→ WORK REQUIRED: From the listing that follows, extract every line and set it down unaltered.

→ STORED ROWS:

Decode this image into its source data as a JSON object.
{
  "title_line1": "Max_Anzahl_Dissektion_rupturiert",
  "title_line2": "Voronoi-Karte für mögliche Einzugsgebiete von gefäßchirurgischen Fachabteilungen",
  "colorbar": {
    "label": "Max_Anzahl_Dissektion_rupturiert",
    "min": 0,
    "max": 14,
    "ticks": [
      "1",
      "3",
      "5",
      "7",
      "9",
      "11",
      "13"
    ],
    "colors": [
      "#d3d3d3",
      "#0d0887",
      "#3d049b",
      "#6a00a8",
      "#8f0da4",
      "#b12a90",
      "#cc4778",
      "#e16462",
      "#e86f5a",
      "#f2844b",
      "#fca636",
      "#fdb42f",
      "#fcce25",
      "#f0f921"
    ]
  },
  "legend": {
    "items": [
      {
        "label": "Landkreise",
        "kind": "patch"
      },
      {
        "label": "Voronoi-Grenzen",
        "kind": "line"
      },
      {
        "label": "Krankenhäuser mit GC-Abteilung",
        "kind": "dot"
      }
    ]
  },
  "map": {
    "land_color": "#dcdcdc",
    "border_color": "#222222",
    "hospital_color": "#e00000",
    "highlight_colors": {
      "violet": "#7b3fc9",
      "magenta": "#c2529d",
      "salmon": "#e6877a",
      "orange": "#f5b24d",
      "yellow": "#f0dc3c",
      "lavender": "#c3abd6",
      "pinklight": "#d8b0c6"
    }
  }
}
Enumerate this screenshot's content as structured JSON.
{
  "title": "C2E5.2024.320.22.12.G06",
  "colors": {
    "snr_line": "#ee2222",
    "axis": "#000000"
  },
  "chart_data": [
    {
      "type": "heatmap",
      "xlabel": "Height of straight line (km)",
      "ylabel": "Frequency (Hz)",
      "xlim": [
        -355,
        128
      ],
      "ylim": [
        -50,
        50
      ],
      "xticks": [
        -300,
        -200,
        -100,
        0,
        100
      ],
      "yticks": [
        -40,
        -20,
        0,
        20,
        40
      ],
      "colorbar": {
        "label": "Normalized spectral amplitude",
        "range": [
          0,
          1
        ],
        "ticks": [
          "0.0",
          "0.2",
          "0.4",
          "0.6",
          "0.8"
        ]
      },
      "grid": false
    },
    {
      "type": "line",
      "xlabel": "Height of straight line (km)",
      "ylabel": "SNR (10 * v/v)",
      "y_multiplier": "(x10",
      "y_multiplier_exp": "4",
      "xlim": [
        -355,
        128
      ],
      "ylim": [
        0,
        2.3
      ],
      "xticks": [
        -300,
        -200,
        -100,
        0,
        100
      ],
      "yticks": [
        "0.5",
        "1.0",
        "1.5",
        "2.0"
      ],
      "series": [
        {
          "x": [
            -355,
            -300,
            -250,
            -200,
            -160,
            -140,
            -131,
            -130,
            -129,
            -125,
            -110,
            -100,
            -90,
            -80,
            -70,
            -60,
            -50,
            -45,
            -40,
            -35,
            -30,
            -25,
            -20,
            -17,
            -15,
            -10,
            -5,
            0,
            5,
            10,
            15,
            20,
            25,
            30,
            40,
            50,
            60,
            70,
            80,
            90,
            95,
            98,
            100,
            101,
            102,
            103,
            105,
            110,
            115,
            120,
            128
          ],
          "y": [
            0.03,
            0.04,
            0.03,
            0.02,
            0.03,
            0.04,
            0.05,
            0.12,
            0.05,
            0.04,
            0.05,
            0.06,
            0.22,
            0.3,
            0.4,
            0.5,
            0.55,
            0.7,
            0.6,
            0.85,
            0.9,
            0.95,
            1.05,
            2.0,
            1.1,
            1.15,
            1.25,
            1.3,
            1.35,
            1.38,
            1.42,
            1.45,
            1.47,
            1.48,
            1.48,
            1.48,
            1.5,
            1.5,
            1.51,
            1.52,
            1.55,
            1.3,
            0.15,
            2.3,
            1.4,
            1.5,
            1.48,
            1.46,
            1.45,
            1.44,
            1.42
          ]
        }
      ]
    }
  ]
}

→ REPLY TO THE EXERCISE:
Decode this image into its source data as a JSON object.
{
  "title_line1": "Max_Anzahl_Dissektion_rupturiert",
  "title_line2": "Voronoi-Karte für mögliche Einzugsgebiete von gefäßchirurgischen Fachabteilungen",
  "colorbar": {
    "label": "Max_Anzahl_Dissektion_rupturiert",
    "min": 0,
    "max": 14,
    "ticks": [
      "1",
      "3",
      "5",
      "7",
      "9",
      "11",
      "13"
    ],
    "colors": [
      "#d3d3d3",
      "#0d0887",
      "#3d049b",
      "#6a00a8",
      "#8f0da4",
      "#b12a90",
      "#cc4778",
      "#e16462",
      "#e86f5a",
      "#f2844b",
      "#fca636",
      "#fdb42f",
      "#fcce25",
      "#f0f921"
    ]
  },
  "legend": {
    "items": [
      {
        "label": "Landkreise",
        "kind": "patch"
      },
      {
        "label": "Voronoi-Grenzen",
        "kind": "line"
      },
      {
        "label": "Krankenhäuser mit GC-Abteilung",
        "kind": "dot"
      }
    ]
  },
  "map": {
    "land_color": "#dcdcdc",
    "border_color": "#222222",
    "hospital_color": "#e00000",
    "highlight_colors": {
      "violet": "#7b3fc9",
      "magenta": "#c2529d",
      "salmon": "#e6877a",
      "orange": "#f5b24d",
      "yellow": "#f0dc3c",
      "lavender": "#c3abd6",
      "pinklight": "#d8b0c6"
    }
  }
}
Enumerate this screenshot's content as structured JSON.
{
  "title": "C2E5.2024.320.22.12.G06",
  "colors": {
    "snr_line": "#ee2222",
    "axis": "#000000"
  },
  "chart_data": [
    {
      "type": "heatmap",
      "xlabel": "Height of straight line (km)",
      "ylabel": "Frequency (Hz)",
      "xlim": [
        -355,
        128
      ],
      "ylim": [
        -50,
        50
      ],
      "xticks": [
        -300,
        -200,
        -100,
        0,
        100
      ],
      "yticks": [
        -40,
        -20,
        0,
        20,
        40
      ],
      "colorbar": {
        "label": "Normalized spectral amplitude",
        "range": [
          0,
          1
        ],
        "ticks": [
          "0.0",
          "0.2",
          "0.4",
          "0.6",
          "0.8"
        ]
      },
      "grid": false
    },
    {
      "type": "line",
      "xlabel": "Height of straight line (km)",
      "ylabel": "SNR (10 * v/v)",
      "y_multiplier": "(x10",
      "y_multiplier_exp": "4",
      "xlim": [
        -355,
        128
      ],
      "ylim": [
        0,
        2.3
      ],
      "xticks": [
        -300,
        -200,
        -100,
        0,
        100
      ],
      "yticks": [
        "0.5",
        "1.0",
        "1.5",
        "2.0"
      ],
      "series": [
        {
          "x": [
            -355,
            -300,
            -250,
            -200,
            -160,
            -140,
            -131,
            -130,
            -129,
            -125,
            -110,
            -100,
            -90,
            -80,
            -70,
            -60,
            -50,
            -45,
            -40,
            -35,
            -30,
            -25,
            -20,
            -17,
            -15,
            -10,
            -5,
            0,
            5,
            10,
            15,
            20,
            25,
            30,
            40,
            50,
            60,
            70,
            80,
            90,
            95,
            98,
            100,
            101,
            102,
            103,
            105,
            110,
            115,
            120,
            128
          ],
          "y": [
            0.03,
            0.04,
            0.03,
            0.02,
            0.03,
            0.04,
            0.05,
            0.12,
            0.05,
            0.04,
            0.05,
            0.06,
            0.22,
            0.3,
            0.4,
            0.5,
            0.55,
            0.7,
            0.6,
            0.85,
            0.9,
            0.95,
            1.05,
            2.0,
            1.1,
            1.15,
            1.25,
            1.3,
            1.35,
            1.38,
            1.42,
            1.45,
            1.47,
            1.48,
            1.48,
            1.48,
            1.5,
            1.5,
            1.51,
            1.52,
            1.55,
            1.3,
            0.15,
            2.3,
            1.4,
            1.5,
            1.48,
            1.46,
            1.45,
            1.44,
            1.42
          ]
        }
      ]
    }
  ]
}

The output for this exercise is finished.